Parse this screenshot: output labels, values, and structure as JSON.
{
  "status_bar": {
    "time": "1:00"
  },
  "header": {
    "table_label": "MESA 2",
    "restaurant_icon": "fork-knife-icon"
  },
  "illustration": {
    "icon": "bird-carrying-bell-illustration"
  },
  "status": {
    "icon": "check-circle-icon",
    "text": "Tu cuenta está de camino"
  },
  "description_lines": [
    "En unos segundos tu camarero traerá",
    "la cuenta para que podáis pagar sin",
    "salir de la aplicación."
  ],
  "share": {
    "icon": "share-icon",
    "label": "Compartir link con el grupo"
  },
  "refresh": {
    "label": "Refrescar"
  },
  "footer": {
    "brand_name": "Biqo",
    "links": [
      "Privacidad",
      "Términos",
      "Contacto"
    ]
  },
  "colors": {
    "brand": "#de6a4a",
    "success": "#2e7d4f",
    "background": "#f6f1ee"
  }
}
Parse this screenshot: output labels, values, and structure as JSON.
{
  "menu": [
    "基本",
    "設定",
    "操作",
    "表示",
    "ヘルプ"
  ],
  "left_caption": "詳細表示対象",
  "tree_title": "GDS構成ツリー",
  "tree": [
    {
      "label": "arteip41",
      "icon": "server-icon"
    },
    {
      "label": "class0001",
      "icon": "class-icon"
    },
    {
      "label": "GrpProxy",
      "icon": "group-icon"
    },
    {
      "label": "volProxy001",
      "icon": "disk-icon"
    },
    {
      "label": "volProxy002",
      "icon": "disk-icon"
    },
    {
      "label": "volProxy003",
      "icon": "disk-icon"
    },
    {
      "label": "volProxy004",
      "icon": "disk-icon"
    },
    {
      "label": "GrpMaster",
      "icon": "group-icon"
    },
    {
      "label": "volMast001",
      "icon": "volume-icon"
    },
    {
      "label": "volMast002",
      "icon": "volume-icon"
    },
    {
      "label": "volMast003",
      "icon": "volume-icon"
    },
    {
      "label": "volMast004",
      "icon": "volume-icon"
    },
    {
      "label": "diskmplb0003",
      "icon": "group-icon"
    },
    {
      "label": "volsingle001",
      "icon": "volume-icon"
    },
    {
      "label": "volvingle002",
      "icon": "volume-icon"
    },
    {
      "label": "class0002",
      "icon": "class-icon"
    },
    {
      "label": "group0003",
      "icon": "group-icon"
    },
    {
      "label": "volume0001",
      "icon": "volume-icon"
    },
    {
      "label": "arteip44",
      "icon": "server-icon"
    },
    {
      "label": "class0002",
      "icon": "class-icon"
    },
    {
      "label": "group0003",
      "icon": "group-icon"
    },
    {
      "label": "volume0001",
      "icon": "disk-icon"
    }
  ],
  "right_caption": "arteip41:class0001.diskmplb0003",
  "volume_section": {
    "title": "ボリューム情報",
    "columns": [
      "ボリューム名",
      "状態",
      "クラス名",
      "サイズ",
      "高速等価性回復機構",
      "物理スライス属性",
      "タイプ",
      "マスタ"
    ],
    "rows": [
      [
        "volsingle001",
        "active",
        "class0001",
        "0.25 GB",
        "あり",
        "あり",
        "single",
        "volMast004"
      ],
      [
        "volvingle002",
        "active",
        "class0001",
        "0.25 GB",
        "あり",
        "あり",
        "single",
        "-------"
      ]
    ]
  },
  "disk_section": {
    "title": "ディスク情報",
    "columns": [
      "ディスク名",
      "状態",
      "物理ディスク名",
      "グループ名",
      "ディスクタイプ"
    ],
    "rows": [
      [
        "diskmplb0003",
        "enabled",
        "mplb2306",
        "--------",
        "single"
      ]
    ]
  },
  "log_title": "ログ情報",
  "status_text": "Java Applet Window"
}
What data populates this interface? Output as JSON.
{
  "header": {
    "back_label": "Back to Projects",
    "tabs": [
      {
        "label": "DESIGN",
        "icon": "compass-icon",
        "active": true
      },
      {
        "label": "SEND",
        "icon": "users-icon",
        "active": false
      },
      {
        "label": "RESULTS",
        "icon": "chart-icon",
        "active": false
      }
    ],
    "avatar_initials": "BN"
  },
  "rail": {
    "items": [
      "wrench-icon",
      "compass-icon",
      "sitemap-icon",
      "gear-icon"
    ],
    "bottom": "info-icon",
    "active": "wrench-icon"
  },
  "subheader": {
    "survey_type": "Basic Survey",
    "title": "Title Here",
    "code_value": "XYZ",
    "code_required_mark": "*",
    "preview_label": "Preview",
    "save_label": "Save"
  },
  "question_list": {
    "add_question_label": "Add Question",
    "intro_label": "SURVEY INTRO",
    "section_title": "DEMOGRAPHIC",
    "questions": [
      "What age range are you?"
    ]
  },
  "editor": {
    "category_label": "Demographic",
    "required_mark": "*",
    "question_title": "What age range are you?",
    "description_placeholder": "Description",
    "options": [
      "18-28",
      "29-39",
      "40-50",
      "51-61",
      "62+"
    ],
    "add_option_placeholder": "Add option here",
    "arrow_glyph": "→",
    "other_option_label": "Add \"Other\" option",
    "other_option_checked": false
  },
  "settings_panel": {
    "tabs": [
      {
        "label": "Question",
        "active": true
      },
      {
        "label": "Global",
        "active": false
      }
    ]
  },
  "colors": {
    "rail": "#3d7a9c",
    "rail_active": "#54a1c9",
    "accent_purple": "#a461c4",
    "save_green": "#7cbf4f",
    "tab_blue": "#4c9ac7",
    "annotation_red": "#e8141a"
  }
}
------------------------------
EXERCISE BRIEF:
Repeat, word for word, every line from the line that contains "What data populates" to the end of the entries; include both of those lines and no others.

THE RESULT:
What data populates this interface? Output as JSON.
{
  "header": {
    "back_label": "Back to Projects",
    "tabs": [
      {
        "label": "DESIGN",
        "icon": "compass-icon",
        "active": true
      },
      {
        "label": "SEND",
        "icon": "users-icon",
        "active": false
      },
      {
        "label": "RESULTS",
        "icon": "chart-icon",
        "active": false
      }
    ],
    "avatar_initials": "BN"
  },
  "rail": {
    "items": [
      "wrench-icon",
      "compass-icon",
      "sitemap-icon",
      "gear-icon"
    ],
    "bottom": "info-icon",
    "active": "wrench-icon"
  },
  "subheader": {
    "survey_type": "Basic Survey",
    "title": "Title Here",
    "code_value": "XYZ",
    "code_required_mark": "*",
    "preview_label": "Preview",
    "save_label": "Save"
  },
  "question_list": {
    "add_question_label": "Add Question",
    "intro_label": "SURVEY INTRO",
    "section_title": "DEMOGRAPHIC",
    "questions": [
      "What age range are you?"
    ]
  },
  "editor": {
    "category_label": "Demographic",
    "required_mark": "*",
    "question_title": "What age range are you?",
    "description_placeholder": "Description",
    "options": [
      "18-28",
      "29-39",
      "40-50",
      "51-61",
      "62+"
    ],
    "add_option_placeholder": "Add option here",
    "arrow_glyph": "→",
    "other_option_label": "Add \"Other\" option",
    "other_option_checked": false
  },
  "settings_panel": {
    "tabs": [
      {
        "label": "Question",
        "active": true
      },
      {
        "label": "Global",
        "active": false
      }
    ]
  },
  "colors": {
    "rail": "#3d7a9c",
    "rail_active": "#54a1c9",
    "accent_purple": "#a461c4",
    "save_green": "#7cbf4f",
    "tab_blue": "#4c9ac7",
    "annotation_red": "#e8141a"
  }
}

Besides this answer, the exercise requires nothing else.